Lift every line from the entries that includes the word "this".
# START OF Provided data
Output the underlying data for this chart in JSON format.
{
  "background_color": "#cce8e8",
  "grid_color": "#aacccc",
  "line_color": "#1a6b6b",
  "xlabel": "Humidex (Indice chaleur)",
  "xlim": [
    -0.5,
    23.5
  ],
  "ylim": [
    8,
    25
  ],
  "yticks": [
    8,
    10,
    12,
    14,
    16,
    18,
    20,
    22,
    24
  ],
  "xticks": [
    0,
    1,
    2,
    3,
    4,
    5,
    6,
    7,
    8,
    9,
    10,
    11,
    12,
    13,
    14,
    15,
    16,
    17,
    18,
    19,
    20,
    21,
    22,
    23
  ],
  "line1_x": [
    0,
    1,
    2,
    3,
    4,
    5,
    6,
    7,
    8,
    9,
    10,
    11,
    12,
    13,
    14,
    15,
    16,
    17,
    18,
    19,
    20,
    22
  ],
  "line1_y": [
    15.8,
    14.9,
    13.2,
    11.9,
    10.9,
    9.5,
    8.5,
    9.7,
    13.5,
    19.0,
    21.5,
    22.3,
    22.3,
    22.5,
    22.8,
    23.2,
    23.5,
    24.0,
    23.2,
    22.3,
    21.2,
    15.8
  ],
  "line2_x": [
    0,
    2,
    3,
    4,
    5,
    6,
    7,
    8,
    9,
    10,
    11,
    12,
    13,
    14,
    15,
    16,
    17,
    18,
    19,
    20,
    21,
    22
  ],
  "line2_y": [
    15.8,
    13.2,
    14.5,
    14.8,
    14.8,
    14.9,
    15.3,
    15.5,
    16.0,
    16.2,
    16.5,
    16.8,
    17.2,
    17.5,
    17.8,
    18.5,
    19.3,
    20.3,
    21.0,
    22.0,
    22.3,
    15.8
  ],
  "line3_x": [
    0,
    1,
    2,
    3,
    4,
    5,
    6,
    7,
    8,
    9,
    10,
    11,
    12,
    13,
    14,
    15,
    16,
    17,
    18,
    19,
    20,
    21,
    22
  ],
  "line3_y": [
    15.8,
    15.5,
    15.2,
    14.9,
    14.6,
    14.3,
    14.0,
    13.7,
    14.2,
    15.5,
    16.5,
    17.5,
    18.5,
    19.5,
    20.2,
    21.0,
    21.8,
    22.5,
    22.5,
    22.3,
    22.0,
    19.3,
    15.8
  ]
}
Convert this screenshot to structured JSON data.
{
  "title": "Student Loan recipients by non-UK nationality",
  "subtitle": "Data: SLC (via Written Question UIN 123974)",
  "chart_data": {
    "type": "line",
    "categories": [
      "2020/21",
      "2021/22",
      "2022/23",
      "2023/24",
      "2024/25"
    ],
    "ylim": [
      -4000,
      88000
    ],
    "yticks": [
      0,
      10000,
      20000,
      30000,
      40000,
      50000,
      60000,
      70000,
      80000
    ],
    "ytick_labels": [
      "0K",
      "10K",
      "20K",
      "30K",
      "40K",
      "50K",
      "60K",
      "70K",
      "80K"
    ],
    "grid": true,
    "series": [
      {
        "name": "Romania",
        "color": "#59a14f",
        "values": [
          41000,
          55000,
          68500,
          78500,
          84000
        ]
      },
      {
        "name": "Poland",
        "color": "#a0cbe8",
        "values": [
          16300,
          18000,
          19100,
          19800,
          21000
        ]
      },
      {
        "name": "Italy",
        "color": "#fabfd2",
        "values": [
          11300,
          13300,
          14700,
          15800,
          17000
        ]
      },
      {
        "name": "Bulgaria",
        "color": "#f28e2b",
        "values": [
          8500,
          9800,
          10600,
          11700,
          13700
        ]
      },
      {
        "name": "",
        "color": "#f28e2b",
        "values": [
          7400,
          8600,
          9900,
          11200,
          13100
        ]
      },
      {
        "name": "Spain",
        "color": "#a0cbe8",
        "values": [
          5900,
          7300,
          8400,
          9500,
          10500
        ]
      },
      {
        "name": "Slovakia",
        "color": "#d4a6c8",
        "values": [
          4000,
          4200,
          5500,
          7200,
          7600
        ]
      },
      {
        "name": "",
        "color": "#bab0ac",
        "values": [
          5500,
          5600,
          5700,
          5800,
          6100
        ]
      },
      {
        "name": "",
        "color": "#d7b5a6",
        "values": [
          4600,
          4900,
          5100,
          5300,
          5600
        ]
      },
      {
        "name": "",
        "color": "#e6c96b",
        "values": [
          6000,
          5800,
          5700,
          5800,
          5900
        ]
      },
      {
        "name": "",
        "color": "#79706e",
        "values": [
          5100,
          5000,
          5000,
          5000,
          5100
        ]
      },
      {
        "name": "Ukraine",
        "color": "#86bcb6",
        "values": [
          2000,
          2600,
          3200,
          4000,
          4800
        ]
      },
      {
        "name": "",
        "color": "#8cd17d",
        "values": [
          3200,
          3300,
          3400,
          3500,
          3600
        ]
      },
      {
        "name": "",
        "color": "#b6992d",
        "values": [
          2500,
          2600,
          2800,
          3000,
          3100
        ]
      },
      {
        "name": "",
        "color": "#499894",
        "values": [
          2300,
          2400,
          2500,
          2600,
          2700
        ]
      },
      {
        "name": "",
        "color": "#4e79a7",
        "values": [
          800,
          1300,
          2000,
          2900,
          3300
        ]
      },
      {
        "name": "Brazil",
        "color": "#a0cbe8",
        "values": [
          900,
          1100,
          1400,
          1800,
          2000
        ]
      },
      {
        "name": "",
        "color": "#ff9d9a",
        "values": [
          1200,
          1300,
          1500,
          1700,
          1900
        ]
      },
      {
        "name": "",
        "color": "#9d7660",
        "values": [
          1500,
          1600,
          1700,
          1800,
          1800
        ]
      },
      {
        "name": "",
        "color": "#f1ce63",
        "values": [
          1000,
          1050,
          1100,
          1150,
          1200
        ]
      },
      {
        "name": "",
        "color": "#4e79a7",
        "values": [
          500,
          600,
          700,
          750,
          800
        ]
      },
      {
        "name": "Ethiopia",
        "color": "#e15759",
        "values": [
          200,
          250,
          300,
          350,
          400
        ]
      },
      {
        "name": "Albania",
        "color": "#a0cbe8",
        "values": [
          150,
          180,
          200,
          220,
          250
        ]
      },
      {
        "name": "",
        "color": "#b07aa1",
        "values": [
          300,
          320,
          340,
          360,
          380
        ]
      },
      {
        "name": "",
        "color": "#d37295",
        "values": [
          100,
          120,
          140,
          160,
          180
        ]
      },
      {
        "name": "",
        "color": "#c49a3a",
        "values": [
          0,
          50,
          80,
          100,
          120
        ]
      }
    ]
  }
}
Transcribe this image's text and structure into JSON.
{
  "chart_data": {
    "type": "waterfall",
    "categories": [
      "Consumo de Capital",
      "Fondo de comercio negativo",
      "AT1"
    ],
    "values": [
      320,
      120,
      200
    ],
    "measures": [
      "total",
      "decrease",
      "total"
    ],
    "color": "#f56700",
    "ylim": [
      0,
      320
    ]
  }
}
# END OF Provided data
Task answer:
Output the underlying data for this chart in JSON format.
Convert this screenshot to structured JSON data.
Transcribe this image's text and structure into JSON.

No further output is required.